Directions
Repeat all the records exactly, omitting pictures.

Dataset excerpt
┌────────
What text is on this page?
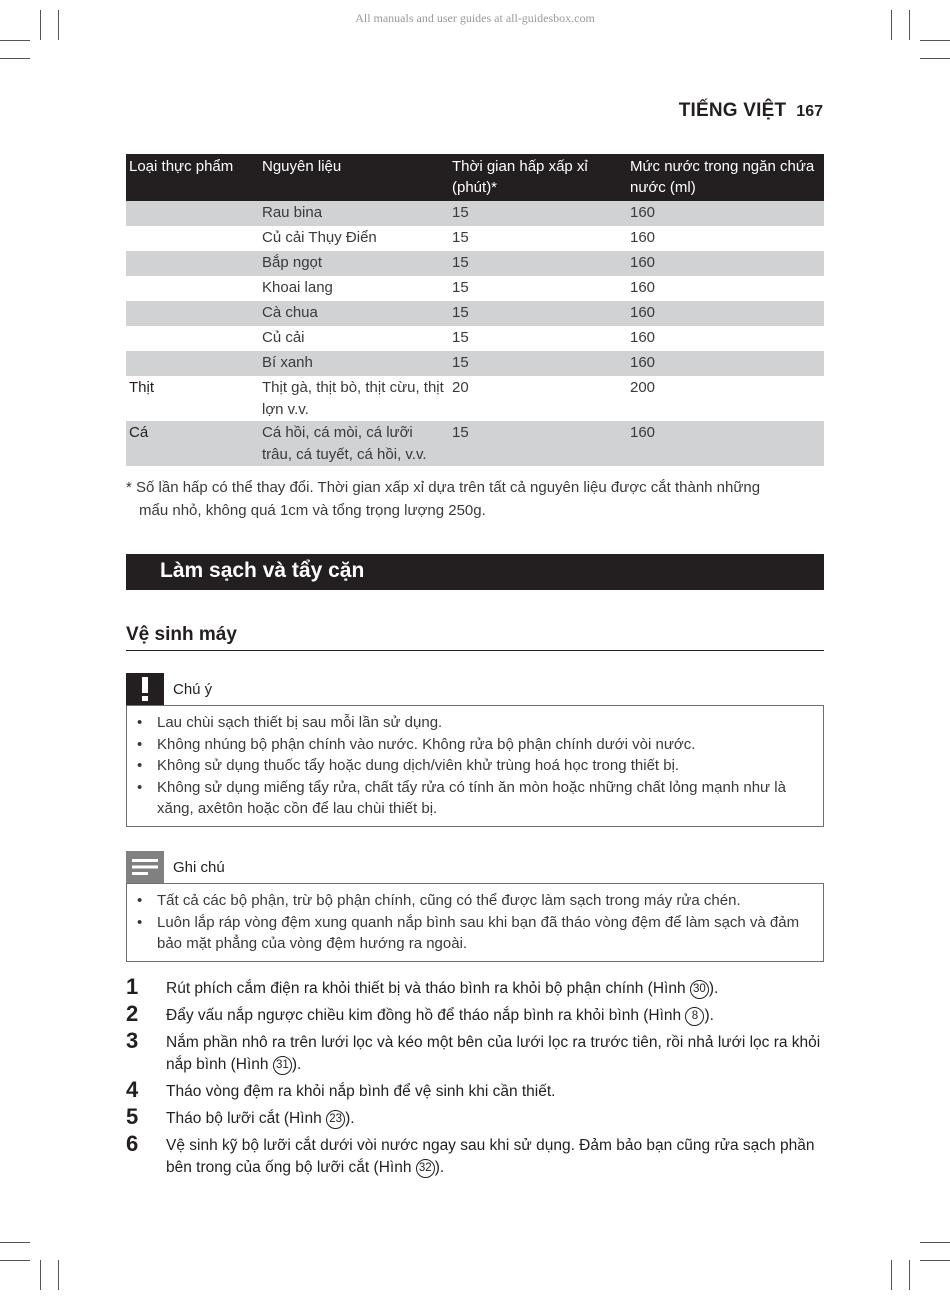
All manuals and user guides at all-guidesbox.com
TIẾNG VIỆT 167
Loại thực phẩm	Nguyên liệu	Thời gian hấp xấp xỉ (phút)*	Mức nước trong ngăn chứa nước (ml)
	Rau bina	15	160
	Củ cải Thụy Điển	15	160
	Bắp ngọt	15	160
	Khoai lang	15	160
	Cà chua	15	160
	Củ cải	15	160
	Bí xanh	15	160
Thịt	Thịt gà, thịt bò, thịt cừu, thịt lợn v.v.	20	200
Cá	Cá hồi, cá mòi, cá lưỡi trâu, cá tuyết, cá hồi, v.v.	15	160
* Số lần hấp có thể thay đổi. Thời gian xấp xỉ dựa trên tất cả nguyên liệu được cắt thành những
mẩu nhỏ, không quá 1cm và tổng trọng lượng 250g.
Làm sạch và tẩy cặn
Vệ sinh máy
Chú ý
• Lau chùi sạch thiết bị sau mỗi lần sử dụng.
• Không nhúng bộ phận chính vào nước. Không rửa bộ phận chính dưới vòi nước.
• Không sử dụng thuốc tẩy hoặc dung dịch/viên khử trùng hoá học trong thiết bị.
• Không sử dụng miếng tẩy rửa, chất tẩy rửa có tính ăn mòn hoặc những chất lỏng mạnh như là xăng, axêtôn hoặc cồn để lau chùi thiết bị.
Ghi chú
• Tất cả các bộ phận, trừ bộ phận chính, cũng có thể được làm sạch trong máy rửa chén.
• Luôn lắp ráp vòng đệm xung quanh nắp bình sau khi bạn đã tháo vòng đệm để làm sạch và đảm bảo mặt phẳng của vòng đệm hướng ra ngoài.
1 Rút phích cắm điện ra khỏi thiết bị và tháo bình ra khỏi bộ phận chính (Hình 30 ).
2 Đẩy vấu nắp ngược chiều kim đồng hồ để tháo nắp bình ra khỏi bình (Hình 8 ).
3 Nắm phần nhô ra trên lưới lọc và kéo một bên của lưới lọc ra trước tiên, rồi nhả lưới lọc ra khỏi nắp bình (Hình 31 ).
4 Tháo vòng đệm ra khỏi nắp bình để vệ sinh khi cần thiết.
5 Tháo bộ lưỡi cắt (Hình 23 ).
6 Vệ sinh kỹ bộ lưỡi cắt dưới vòi nước ngay sau khi sử dụng. Đảm bảo bạn cũng rửa sạch phần bên trong của ống bộ lưỡi cắt (Hình 32 ).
└────────
Answer for this exercise
What text is on this page?
All manuals and user guides at all-guidesbox.com
TIẾNG VIỆT 167
Loại thực phẩm	Nguyên liệu	Thời gian hấp xấp xỉ (phút)*	Mức nước trong ngăn chứa nước (ml)
	Rau bina	15	160
	Củ cải Thụy Điển	15	160
	Bắp ngọt	15	160
	Khoai lang	15	160
	Cà chua	15	160
	Củ cải	15	160
	Bí xanh	15	160
Thịt	Thịt gà, thịt bò, thịt cừu, thịt lợn v.v.	20	200
Cá	Cá hồi, cá mòi, cá lưỡi trâu, cá tuyết, cá hồi, v.v.	15	160
* Số lần hấp có thể thay đổi. Thời gian xấp xỉ dựa trên tất cả nguyên liệu được cắt thành những
mẩu nhỏ, không quá 1cm và tổng trọng lượng 250g.
Làm sạch và tẩy cặn
Vệ sinh máy
Chú ý
• Lau chùi sạch thiết bị sau mỗi lần sử dụng.
• Không nhúng bộ phận chính vào nước. Không rửa bộ phận chính dưới vòi nước.
• Không sử dụng thuốc tẩy hoặc dung dịch/viên khử trùng hoá học trong thiết bị.
• Không sử dụng miếng tẩy rửa, chất tẩy rửa có tính ăn mòn hoặc những chất lỏng mạnh như là xăng, axêtôn hoặc cồn để lau chùi thiết bị.
Ghi chú
• Tất cả các bộ phận, trừ bộ phận chính, cũng có thể được làm sạch trong máy rửa chén.
• Luôn lắp ráp vòng đệm xung quanh nắp bình sau khi bạn đã tháo vòng đệm để làm sạch và đảm bảo mặt phẳng của vòng đệm hướng ra ngoài.
1 Rút phích cắm điện ra khỏi thiết bị và tháo bình ra khỏi bộ phận chính (Hình 30 ).
2 Đẩy vấu nắp ngược chiều kim đồng hồ để tháo nắp bình ra khỏi bình (Hình 8 ).
3 Nắm phần nhô ra trên lưới lọc và kéo một bên của lưới lọc ra trước tiên, rồi nhả lưới lọc ra khỏi nắp bình (Hình 31 ).
4 Tháo vòng đệm ra khỏi nắp bình để vệ sinh khi cần thiết.
5 Tháo bộ lưỡi cắt (Hình 23 ).
6 Vệ sinh kỹ bộ lưỡi cắt dưới vòi nước ngay sau khi sử dụng. Đảm bảo bạn cũng rửa sạch phần bên trong của ống bộ lưỡi cắt (Hình 32 ).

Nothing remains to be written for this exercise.